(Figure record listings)
◇ ◇ ◇

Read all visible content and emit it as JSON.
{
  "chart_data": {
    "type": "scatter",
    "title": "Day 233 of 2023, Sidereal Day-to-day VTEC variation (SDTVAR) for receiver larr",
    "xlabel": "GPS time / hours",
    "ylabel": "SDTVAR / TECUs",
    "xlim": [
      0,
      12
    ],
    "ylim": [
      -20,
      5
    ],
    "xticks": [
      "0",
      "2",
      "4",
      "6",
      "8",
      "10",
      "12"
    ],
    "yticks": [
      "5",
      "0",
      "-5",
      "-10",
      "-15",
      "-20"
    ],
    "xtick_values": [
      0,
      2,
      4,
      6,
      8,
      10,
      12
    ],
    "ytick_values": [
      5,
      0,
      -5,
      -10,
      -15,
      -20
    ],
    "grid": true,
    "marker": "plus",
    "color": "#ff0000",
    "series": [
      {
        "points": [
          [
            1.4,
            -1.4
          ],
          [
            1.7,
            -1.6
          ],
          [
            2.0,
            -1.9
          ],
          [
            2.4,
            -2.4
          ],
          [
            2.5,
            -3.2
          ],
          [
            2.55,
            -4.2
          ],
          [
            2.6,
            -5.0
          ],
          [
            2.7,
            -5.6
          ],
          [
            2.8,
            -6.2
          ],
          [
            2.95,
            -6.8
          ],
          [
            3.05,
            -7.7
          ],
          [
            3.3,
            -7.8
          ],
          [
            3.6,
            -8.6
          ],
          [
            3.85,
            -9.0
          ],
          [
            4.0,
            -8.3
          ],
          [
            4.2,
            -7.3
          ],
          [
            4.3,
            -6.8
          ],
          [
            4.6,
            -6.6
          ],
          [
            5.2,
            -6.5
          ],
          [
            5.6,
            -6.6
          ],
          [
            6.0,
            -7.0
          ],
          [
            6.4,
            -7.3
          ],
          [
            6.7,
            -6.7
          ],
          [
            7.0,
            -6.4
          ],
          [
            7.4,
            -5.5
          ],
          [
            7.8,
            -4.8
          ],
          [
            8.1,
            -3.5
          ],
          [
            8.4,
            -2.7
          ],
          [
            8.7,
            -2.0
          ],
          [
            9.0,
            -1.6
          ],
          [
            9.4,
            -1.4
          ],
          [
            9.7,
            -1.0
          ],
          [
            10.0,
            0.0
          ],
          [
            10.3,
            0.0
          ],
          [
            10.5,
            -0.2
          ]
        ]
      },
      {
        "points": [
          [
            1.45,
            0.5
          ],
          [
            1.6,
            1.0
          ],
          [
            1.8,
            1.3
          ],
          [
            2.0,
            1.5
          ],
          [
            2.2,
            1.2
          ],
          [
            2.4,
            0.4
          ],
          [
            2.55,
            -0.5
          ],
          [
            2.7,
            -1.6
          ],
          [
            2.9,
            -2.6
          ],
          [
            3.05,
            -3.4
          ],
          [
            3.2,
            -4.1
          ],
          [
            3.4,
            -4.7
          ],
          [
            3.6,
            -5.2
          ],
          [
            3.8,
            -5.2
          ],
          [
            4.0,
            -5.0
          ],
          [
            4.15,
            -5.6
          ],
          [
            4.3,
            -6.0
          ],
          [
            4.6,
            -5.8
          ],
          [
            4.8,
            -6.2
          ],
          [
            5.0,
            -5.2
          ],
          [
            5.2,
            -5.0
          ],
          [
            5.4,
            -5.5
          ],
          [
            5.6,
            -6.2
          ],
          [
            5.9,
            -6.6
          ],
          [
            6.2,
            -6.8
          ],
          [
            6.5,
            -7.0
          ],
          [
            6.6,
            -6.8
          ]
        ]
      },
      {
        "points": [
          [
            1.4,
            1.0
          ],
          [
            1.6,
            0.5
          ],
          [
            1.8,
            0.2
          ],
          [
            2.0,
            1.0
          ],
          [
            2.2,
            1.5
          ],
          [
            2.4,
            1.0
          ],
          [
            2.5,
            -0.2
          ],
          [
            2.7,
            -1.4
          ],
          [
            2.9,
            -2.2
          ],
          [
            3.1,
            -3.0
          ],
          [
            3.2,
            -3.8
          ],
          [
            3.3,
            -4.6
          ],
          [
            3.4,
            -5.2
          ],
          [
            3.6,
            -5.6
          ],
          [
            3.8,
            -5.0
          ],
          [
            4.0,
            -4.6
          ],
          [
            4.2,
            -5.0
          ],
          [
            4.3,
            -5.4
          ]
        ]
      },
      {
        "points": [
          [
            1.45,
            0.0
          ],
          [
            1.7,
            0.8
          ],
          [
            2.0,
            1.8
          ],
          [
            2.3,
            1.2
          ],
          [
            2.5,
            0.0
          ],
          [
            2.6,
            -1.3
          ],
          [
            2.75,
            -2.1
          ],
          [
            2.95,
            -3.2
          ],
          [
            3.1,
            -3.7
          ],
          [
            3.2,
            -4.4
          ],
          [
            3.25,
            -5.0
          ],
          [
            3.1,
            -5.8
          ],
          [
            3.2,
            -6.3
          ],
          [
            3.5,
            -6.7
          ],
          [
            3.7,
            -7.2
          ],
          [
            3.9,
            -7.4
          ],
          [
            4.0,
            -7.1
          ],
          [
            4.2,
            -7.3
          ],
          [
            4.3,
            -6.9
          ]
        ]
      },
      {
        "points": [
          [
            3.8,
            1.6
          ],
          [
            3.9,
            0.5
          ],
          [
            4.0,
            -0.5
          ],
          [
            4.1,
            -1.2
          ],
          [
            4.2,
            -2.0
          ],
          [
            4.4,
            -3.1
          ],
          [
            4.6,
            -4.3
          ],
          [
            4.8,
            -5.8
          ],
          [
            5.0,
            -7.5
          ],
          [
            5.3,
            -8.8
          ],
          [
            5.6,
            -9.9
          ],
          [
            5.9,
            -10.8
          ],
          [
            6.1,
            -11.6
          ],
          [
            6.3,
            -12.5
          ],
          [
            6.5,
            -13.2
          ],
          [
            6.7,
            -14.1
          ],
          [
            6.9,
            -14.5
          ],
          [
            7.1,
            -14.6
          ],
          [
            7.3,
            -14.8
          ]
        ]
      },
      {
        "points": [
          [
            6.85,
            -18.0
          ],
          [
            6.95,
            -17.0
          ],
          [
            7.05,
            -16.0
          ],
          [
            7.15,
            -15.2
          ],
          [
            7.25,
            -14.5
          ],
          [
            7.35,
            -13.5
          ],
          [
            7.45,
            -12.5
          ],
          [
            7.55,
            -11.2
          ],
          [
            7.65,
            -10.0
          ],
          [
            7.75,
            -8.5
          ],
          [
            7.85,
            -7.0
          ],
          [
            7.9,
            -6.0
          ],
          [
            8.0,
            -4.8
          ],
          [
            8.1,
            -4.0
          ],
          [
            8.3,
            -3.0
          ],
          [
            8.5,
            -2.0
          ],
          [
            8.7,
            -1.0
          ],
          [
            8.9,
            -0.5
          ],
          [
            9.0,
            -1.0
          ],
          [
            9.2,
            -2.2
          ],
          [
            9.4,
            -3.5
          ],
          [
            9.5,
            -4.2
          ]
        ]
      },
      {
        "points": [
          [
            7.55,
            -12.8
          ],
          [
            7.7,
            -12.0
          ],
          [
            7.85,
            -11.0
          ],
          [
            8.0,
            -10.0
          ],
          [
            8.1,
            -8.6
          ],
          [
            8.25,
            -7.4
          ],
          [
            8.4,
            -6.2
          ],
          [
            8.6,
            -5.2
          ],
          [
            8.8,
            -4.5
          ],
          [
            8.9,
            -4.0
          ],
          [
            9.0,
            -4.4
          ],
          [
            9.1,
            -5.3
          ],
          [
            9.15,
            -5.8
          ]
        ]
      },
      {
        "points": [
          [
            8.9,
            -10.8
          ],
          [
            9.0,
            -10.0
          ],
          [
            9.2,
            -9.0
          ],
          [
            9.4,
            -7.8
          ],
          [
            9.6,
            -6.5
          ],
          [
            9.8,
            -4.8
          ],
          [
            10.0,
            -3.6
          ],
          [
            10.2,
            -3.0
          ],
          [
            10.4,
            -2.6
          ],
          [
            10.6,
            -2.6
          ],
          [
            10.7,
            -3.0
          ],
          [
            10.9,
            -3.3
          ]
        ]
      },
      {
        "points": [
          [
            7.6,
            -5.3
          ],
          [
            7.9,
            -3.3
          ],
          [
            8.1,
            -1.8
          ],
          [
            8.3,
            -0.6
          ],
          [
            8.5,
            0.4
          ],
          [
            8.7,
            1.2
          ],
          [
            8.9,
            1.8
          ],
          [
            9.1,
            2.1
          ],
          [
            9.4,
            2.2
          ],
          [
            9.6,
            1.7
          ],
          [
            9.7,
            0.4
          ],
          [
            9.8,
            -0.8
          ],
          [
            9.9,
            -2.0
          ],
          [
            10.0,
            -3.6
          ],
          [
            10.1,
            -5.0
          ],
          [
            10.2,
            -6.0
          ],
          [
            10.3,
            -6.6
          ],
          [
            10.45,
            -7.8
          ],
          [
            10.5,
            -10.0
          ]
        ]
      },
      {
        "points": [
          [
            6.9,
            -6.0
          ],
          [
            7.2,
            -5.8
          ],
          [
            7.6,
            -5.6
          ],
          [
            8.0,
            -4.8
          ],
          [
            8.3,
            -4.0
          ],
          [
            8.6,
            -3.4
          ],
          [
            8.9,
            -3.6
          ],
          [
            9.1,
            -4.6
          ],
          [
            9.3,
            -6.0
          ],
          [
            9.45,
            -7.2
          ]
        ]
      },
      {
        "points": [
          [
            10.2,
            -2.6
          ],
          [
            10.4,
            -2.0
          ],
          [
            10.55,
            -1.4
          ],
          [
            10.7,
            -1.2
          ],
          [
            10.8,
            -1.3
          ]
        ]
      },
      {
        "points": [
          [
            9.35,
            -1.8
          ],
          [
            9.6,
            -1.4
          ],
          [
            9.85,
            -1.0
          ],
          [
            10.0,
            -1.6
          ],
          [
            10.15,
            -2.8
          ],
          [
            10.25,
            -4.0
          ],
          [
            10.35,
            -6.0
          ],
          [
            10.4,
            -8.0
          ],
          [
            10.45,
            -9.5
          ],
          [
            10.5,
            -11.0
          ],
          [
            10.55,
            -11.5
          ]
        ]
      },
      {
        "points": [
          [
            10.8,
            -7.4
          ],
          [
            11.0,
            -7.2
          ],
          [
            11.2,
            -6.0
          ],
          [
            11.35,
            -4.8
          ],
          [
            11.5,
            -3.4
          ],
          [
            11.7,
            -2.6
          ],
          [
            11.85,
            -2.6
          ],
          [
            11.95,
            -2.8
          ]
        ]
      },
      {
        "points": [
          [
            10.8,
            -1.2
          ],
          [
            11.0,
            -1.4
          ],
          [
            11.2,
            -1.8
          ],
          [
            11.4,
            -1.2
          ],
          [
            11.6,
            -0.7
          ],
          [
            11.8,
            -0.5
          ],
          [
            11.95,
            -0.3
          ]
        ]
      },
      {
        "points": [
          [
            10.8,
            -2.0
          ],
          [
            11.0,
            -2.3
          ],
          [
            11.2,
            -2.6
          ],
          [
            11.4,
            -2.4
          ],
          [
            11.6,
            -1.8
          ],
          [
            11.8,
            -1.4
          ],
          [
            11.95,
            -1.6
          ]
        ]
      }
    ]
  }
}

◇ ◇ ◇

» What you need to do:
Pull out each line containing the word "SDTVAR" and copy it.

» Output of the exercise:
    "title": "Day 233 of 2023, Sidereal Day-to-day VTEC variation (SDTVAR) for receiver larr",
    "ylabel": "SDTVAR / TECUs",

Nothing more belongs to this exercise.